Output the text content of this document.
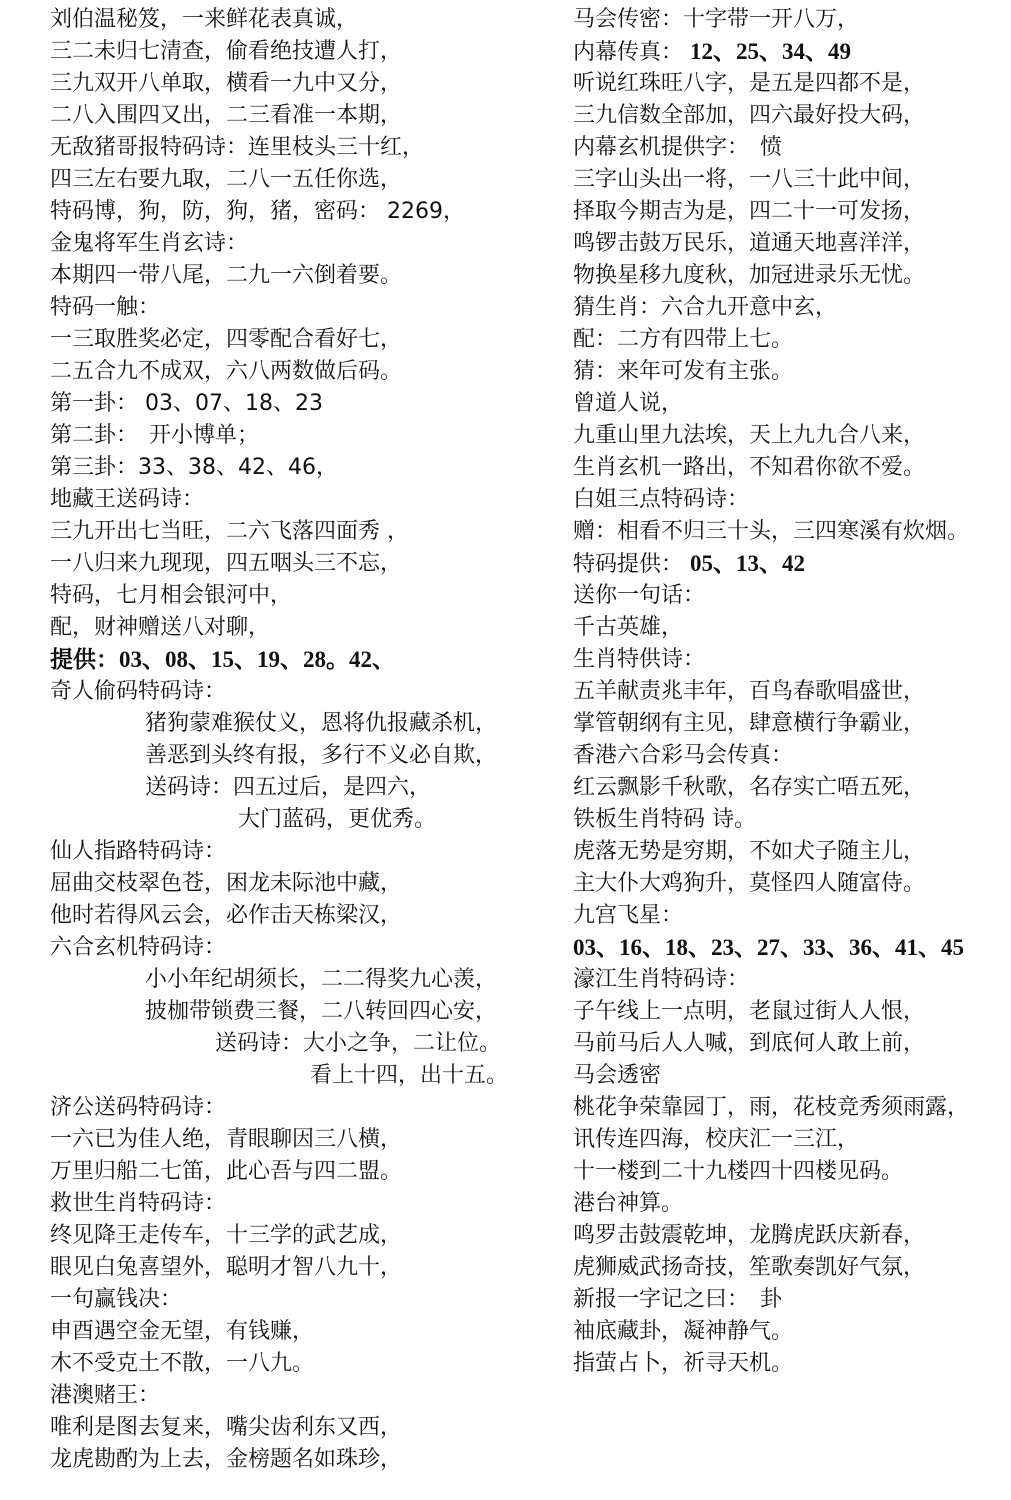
刘伯温秘笈，一来鲜花表真诚，
三二未归七清查，偷看绝技遭人打，
三九双开八单取，横看一九中又分，
二八入围四又出，二三看准一本期，
无敌猪哥报特码诗：连里枝头三十红，
四三左右要九取，二八一五任你选，
特码博，狗，防，狗，猪，密码： 2269，
金鬼将军生肖玄诗：
本期四一带八尾，二九一六倒着要。
特码一触：
一三取胜奖必定，四零配合看好七，
二五合九不成双，六八两数做后码。
第一卦： 03、07、18、23
第二卦：　开小博单；
第三卦：33、38、42、46，
地藏王送码诗：
三九开出七当旺，二六飞落四面秀 ，
一八归来九现现，四五咽头三不忘，
特码，七月相会银河中，
配，财神赠送八对聊，
提供：03、08、15、19、28。42、
奇人偷码特码诗：
猪狗蒙难猴仗义，恩将仇报藏杀机，
善恶到头终有报，多行不义必自欺，
送码诗：四五过后，是四六，
大门蓝码，更优秀。
仙人指路特码诗：
屈曲交枝翠色苍，困龙未际池中藏，
他时若得风云会，必作击天栋梁汉，
六合玄机特码诗：
小小年纪胡须长，二二得奖九心羡，
披枷带锁费三餐，二八转回四心安，
送码诗：大小之争，二让位。
看上十四，出十五。
济公送码特码诗：
一六已为佳人绝，青眼聊因三八横，
万里归船二七笛，此心吾与四二盟。
救世生肖特码诗：
终见降王走传车，十三学的武艺成，
眼见白兔喜望外，聪明才智八九十，
一句赢钱决：
申酉遇空金无望，有钱赚，
木不受克土不散，一八九。
港澳赌王：
唯利是图去复来，嘴尖齿利东又西，
龙虎勘酌为上去，金榜题名如珠珍，
马会传密：十字带一开八万，
内幕传真： 12、25、34、49
听说红珠旺八字，是五是四都不是，
三九信数全部加，四六最好投大码，
内幕玄机提供字：　愤
三字山头出一将，一八三十此中间，
择取今期吉为是，四二十一可发扬，
鸣锣击鼓万民乐，道通天地喜洋洋，
物换星移九度秋，加冠进录乐无忧。
猜生肖：六合九开意中玄，
配：二方有四带上七。
猜：来年可发有主张。
曾道人说，
九重山里九法埃，天上九九合八来，
生肖玄机一路出，不知君你欲不爱。
白姐三点特码诗：
赠：相看不归三十头，三四寒溪有炊烟。
特码提供： 05、13、42
送你一句话：
千古英雄，
生肖特供诗：
五羊献责兆丰年，百鸟春歌唱盛世，
掌管朝纲有主见，肆意横行争霸业，
香港六合彩马会传真：
红云飘影千秋歌，名存实亡唔五死，
铁板生肖特码 诗。
虎落无势是穷期，不如犬子随主儿，
主大仆大鸡狗升，莫怪四人随富侍。
九宫飞星：
03、16、18、23、27、33、36、41、45
濠江生肖特码诗：
子午线上一点明，老鼠过街人人恨，
马前马后人人喊，到底何人敢上前，
马会透密
桃花争荣靠园丁，雨，花枝竞秀须雨露，
讯传连四海，校庆汇一三江，
十一楼到二十九楼四十四楼见码。
港台神算。
鸣罗击鼓震乾坤，龙腾虎跃庆新春，
虎狮威武扬奇技，笙歌奏凯好气氛，
新报一字记之曰：　卦
袖底藏卦，凝神静气。
指萤占卜，祈寻天机。
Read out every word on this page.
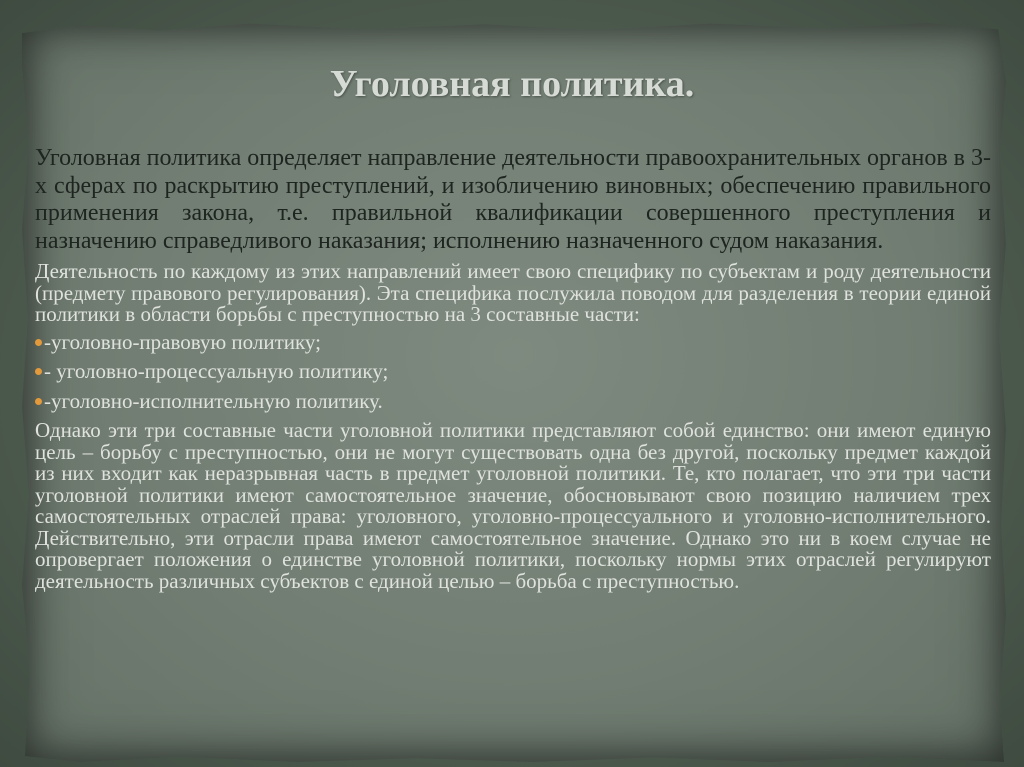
Уголовная политика.

Уголовная политика определяет направление деятельности правоохранительных органов в 3-х сферах по раскрытию преступлений, и изобличению виновных; обеспечению правильного применения закона, т.е. правильной квалификации совершенного преступления и назначению справедливого наказания; исполнению назначенного судом наказания.

Деятельность по каждому из этих направлений имеет свою специфику по субъектам и роду деятельности (предмету правового регулирования). Эта специфика послужила поводом для разделения в теории единой политики в области борьбы с преступностью на 3 составные части:

-уголовно-правовую политику;
- уголовно-процессуальную политику;
-уголовно-исполнительную политику.

Однако эти три составные части уголовной политики представляют собой единство: они имеют единую цель – борьбу с преступностью, они не могут существовать одна без другой, поскольку предмет каждой из них входит как неразрывная часть в предмет уголовной политики. Те, кто полагает, что эти три части уголовной политики имеют самостоятельное значение, обосновывают свою позицию наличием трех самостоятельных отраслей права: уголовного, уголовно-процессуального и уголовно-исполнительного. Действительно, эти отрасли права имеют самостоятельное значение. Однако это ни в коем случае не опровергает положения о единстве уголовной политики, поскольку нормы этих отраслей регулируют деятельность различных субъектов с единой целью – борьба с преступностью.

DIRECTION
Read the data above and pull out each line that holds the string "политику".

RESPONSE TO THIS TASK
-уголовно-правовую политику;
- уголовно-процессуальную политику;
-уголовно-исполнительную политику.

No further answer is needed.